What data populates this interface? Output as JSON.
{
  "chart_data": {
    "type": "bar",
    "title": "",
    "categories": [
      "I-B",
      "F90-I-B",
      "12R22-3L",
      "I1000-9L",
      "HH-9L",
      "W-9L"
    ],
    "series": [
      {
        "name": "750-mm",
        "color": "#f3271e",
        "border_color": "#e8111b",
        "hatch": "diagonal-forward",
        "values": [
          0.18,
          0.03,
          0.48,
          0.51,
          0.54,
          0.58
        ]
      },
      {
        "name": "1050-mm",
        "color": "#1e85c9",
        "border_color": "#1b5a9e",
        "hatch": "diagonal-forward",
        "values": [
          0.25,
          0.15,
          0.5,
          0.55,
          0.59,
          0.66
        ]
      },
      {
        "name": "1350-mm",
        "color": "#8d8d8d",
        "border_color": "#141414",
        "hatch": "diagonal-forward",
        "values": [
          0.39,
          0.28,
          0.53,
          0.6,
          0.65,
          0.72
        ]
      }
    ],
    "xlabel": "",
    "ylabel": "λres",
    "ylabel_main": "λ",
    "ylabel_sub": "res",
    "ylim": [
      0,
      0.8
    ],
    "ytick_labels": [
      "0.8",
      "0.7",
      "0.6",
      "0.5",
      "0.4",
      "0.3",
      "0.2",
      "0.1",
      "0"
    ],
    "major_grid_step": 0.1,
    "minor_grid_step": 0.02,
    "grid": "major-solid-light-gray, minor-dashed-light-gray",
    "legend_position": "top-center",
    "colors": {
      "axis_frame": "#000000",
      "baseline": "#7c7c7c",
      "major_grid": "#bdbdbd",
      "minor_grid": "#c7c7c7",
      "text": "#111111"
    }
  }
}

====================

◆ What is asked ◆
Return every record, word for word.

◆ Answer to the task ◆
What data populates this interface? Output as JSON.
{
  "chart_data": {
    "type": "bar",
    "title": "",
    "categories": [
      "I-B",
      "F90-I-B",
      "12R22-3L",
      "I1000-9L",
      "HH-9L",
      "W-9L"
    ],
    "series": [
      {
        "name": "750-mm",
        "color": "#f3271e",
        "border_color": "#e8111b",
        "hatch": "diagonal-forward",
        "values": [
          0.18,
          0.03,
          0.48,
          0.51,
          0.54,
          0.58
        ]
      },
      {
        "name": "1050-mm",
        "color": "#1e85c9",
        "border_color": "#1b5a9e",
        "hatch": "diagonal-forward",
        "values": [
          0.25,
          0.15,
          0.5,
          0.55,
          0.59,
          0.66
        ]
      },
      {
        "name": "1350-mm",
        "color": "#8d8d8d",
        "border_color": "#141414",
        "hatch": "diagonal-forward",
        "values": [
          0.39,
          0.28,
          0.53,
          0.6,
          0.65,
          0.72
        ]
      }
    ],
    "xlabel": "",
    "ylabel": "λres",
    "ylabel_main": "λ",
    "ylabel_sub": "res",
    "ylim": [
      0,
      0.8
    ],
    "ytick_labels": [
      "0.8",
      "0.7",
      "0.6",
      "0.5",
      "0.4",
      "0.3",
      "0.2",
      "0.1",
      "0"
    ],
    "major_grid_step": 0.1,
    "minor_grid_step": 0.02,
    "grid": "major-solid-light-gray, minor-dashed-light-gray",
    "legend_position": "top-center",
    "colors": {
      "axis_frame": "#000000",
      "baseline": "#7c7c7c",
      "major_grid": "#bdbdbd",
      "minor_grid": "#c7c7c7",
      "text": "#111111"
    }
  }
}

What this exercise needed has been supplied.